**Exercise description:** Give the stretch of items from the line containing "- bar: [1156, 215, 1271, 509]" through the line containing "- data-label: 40,3: [155, 127, 192, 148]" as a JSON list of strings, one string per line, omitting blank lines.

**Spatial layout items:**

/---

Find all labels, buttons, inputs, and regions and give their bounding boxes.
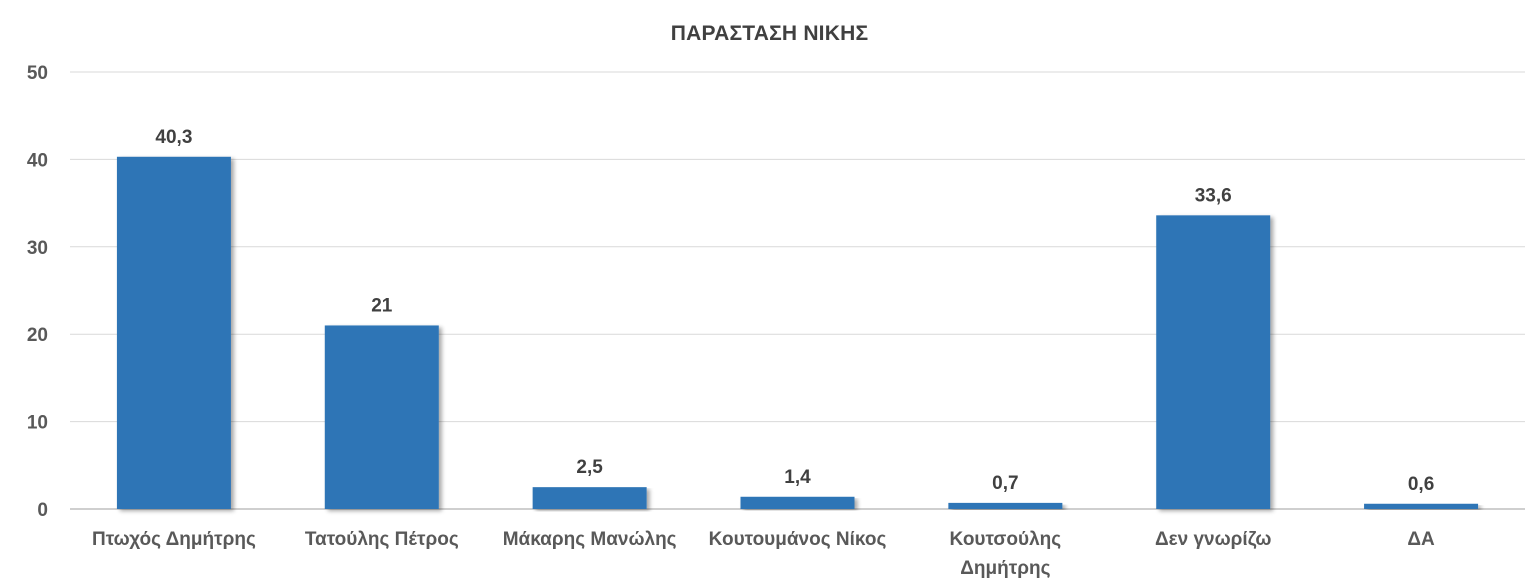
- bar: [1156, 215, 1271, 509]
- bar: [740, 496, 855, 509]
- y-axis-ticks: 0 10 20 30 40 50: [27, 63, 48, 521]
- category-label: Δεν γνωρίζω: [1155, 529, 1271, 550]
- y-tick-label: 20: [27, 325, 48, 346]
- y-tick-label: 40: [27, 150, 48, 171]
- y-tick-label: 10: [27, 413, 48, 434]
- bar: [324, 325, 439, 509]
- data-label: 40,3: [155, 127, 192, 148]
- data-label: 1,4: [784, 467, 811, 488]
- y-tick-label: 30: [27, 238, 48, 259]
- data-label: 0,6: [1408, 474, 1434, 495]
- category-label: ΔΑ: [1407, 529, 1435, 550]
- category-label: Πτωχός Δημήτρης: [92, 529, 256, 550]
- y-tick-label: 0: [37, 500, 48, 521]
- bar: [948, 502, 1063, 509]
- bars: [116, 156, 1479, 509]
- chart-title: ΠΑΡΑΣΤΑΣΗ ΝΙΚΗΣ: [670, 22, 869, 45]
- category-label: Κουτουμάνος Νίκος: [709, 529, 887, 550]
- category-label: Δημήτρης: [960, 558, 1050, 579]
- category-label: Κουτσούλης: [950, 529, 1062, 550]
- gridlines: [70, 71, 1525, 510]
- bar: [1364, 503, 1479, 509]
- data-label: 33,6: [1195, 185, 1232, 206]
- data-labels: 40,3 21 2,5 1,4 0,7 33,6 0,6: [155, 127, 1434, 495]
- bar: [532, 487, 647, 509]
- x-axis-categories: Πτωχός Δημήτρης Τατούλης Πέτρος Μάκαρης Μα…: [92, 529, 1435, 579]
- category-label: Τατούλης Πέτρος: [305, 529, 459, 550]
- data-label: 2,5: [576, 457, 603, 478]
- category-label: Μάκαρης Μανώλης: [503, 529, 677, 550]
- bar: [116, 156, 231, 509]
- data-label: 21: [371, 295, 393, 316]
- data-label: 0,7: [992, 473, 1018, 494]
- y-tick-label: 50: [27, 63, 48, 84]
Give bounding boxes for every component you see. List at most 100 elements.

\---
/---

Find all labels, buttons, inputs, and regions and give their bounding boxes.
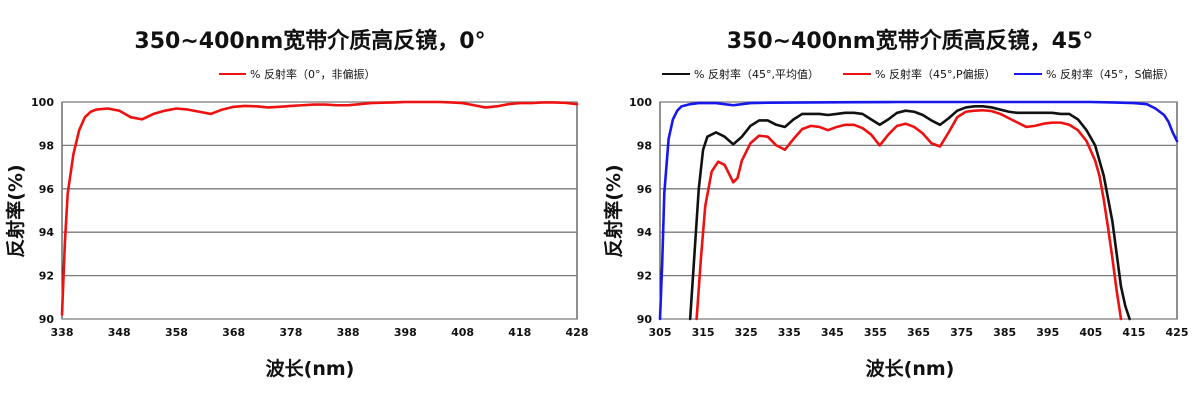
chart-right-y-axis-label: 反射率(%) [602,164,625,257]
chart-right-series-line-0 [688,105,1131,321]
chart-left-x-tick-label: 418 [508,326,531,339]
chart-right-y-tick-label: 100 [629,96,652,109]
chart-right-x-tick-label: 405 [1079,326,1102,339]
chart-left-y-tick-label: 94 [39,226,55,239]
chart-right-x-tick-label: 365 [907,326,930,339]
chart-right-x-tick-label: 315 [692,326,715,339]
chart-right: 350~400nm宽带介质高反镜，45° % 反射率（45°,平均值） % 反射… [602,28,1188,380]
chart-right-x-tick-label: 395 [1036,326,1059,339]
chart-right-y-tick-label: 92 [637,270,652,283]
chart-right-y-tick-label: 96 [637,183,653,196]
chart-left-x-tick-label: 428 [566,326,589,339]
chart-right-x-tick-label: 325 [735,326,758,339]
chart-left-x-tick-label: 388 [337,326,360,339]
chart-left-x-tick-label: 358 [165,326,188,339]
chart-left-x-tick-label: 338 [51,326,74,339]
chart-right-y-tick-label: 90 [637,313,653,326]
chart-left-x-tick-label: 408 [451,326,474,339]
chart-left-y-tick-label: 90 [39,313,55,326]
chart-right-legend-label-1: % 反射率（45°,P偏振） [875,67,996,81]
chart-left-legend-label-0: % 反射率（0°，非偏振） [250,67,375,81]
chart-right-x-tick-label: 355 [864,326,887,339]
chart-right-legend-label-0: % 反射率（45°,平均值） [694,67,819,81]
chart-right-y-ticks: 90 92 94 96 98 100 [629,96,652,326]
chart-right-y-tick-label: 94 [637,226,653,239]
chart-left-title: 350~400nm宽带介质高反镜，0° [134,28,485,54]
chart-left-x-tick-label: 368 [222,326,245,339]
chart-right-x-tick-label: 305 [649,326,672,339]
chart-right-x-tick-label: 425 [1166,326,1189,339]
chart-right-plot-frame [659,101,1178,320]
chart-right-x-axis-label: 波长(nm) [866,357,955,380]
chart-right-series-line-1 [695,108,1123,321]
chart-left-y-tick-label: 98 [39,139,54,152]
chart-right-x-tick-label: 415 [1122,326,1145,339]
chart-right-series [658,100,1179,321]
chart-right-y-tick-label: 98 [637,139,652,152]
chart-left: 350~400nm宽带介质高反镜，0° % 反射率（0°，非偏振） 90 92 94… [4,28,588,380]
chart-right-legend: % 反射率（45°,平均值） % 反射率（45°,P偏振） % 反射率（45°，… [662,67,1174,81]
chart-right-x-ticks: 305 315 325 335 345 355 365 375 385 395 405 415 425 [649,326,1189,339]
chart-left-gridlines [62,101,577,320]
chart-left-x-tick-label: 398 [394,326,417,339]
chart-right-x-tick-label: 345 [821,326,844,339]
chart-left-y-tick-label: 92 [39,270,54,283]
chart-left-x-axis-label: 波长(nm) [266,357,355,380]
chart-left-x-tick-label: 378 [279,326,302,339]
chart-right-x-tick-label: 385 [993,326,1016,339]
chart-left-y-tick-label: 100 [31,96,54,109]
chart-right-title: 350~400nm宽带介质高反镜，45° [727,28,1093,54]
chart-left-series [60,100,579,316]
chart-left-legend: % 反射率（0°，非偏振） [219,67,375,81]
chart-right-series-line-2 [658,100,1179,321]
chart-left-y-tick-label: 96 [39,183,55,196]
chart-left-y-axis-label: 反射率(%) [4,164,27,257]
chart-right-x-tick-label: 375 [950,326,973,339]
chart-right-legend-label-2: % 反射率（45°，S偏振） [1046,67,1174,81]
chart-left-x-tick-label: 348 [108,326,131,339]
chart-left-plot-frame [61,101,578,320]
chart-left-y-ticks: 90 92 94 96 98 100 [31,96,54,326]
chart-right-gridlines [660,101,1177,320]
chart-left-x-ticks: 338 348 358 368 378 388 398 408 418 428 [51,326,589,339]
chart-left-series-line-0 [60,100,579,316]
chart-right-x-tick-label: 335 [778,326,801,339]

\---

**Result for this exercise:**
[
  "- bar: [1156, 215, 1271, 509]",
  "- bar: [740, 496, 855, 509]",
  "- y-axis-ticks: 0 10 20 30 40 50: [27, 63, 48, 521]",
  "- category-label: Δεν γνωρίζω: [1155, 529, 1271, 550]",
  "- y-tick-label: 20: [27, 325, 48, 346]",
  "- y-tick-label: 40: [27, 150, 48, 171]",
  "- y-tick-label: 10: [27, 413, 48, 434]",
  "- bar: [324, 325, 439, 509]",
  "- data-label: 40,3: [155, 127, 192, 148]"
]